++++ Dataset excerpts

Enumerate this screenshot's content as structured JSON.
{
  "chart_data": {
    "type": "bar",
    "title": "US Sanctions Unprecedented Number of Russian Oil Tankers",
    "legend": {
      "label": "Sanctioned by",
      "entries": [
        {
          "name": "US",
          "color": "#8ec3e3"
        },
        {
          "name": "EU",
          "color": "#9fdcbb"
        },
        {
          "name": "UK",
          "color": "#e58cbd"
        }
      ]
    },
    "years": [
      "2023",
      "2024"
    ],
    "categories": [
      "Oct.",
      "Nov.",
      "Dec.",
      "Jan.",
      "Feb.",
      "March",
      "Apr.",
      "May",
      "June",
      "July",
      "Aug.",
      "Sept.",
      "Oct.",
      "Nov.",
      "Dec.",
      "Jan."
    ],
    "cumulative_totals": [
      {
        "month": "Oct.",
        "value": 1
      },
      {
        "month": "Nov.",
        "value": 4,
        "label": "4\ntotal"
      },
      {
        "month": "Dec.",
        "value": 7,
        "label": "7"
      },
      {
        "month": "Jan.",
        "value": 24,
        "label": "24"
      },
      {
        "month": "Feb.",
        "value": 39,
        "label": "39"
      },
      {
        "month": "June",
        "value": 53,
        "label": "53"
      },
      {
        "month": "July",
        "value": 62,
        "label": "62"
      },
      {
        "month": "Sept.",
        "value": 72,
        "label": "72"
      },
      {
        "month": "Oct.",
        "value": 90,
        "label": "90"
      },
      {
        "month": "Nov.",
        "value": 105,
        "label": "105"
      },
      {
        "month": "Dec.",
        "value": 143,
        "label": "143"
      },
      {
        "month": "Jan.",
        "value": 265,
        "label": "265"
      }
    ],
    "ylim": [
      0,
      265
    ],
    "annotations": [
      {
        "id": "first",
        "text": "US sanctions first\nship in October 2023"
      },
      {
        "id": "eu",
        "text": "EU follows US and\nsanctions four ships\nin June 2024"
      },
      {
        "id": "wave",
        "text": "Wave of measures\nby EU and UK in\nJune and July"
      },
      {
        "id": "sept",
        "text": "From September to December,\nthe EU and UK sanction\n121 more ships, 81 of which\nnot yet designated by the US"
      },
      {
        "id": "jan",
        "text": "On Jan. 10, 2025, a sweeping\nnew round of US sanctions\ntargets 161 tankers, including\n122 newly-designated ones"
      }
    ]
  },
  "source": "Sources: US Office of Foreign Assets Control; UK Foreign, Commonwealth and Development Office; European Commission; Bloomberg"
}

++++++++

Given exercise: Write out the entries above once more, without altering anything.

Response:
Enumerate this screenshot's content as structured JSON.
{
  "chart_data": {
    "type": "bar",
    "title": "US Sanctions Unprecedented Number of Russian Oil Tankers",
    "legend": {
      "label": "Sanctioned by",
      "entries": [
        {
          "name": "US",
          "color": "#8ec3e3"
        },
        {
          "name": "EU",
          "color": "#9fdcbb"
        },
        {
          "name": "UK",
          "color": "#e58cbd"
        }
      ]
    },
    "years": [
      "2023",
      "2024"
    ],
    "categories": [
      "Oct.",
      "Nov.",
      "Dec.",
      "Jan.",
      "Feb.",
      "March",
      "Apr.",
      "May",
      "June",
      "July",
      "Aug.",
      "Sept.",
      "Oct.",
      "Nov.",
      "Dec.",
      "Jan."
    ],
    "cumulative_totals": [
      {
        "month": "Oct.",
        "value": 1
      },
      {
        "month": "Nov.",
        "value": 4,
        "label": "4\ntotal"
      },
      {
        "month": "Dec.",
        "value": 7,
        "label": "7"
      },
      {
        "month": "Jan.",
        "value": 24,
        "label": "24"
      },
      {
        "month": "Feb.",
        "value": 39,
        "label": "39"
      },
      {
        "month": "June",
        "value": 53,
        "label": "53"
      },
      {
        "month": "July",
        "value": 62,
        "label": "62"
      },
      {
        "month": "Sept.",
        "value": 72,
        "label": "72"
      },
      {
        "month": "Oct.",
        "value": 90,
        "label": "90"
      },
      {
        "month": "Nov.",
        "value": 105,
        "label": "105"
      },
      {
        "month": "Dec.",
        "value": 143,
        "label": "143"
      },
      {
        "month": "Jan.",
        "value": 265,
        "label": "265"
      }
    ],
    "ylim": [
      0,
      265
    ],
    "annotations": [
      {
        "id": "first",
        "text": "US sanctions first\nship in October 2023"
      },
      {
        "id": "eu",
        "text": "EU follows US and\nsanctions four ships\nin June 2024"
      },
      {
        "id": "wave",
        "text": "Wave of measures\nby EU and UK in\nJune and July"
      },
      {
        "id": "sept",
        "text": "From September to December,\nthe EU and UK sanction\n121 more ships, 81 of which\nnot yet designated by the US"
      },
      {
        "id": "jan",
        "text": "On Jan. 10, 2025, a sweeping\nnew round of US sanctions\ntargets 161 tankers, including\n122 newly-designated ones"
      }
    ]
  },
  "source": "Sources: US Office of Foreign Assets Control; UK Foreign, Commonwealth and Development Office; European Commission; Bloomberg"
}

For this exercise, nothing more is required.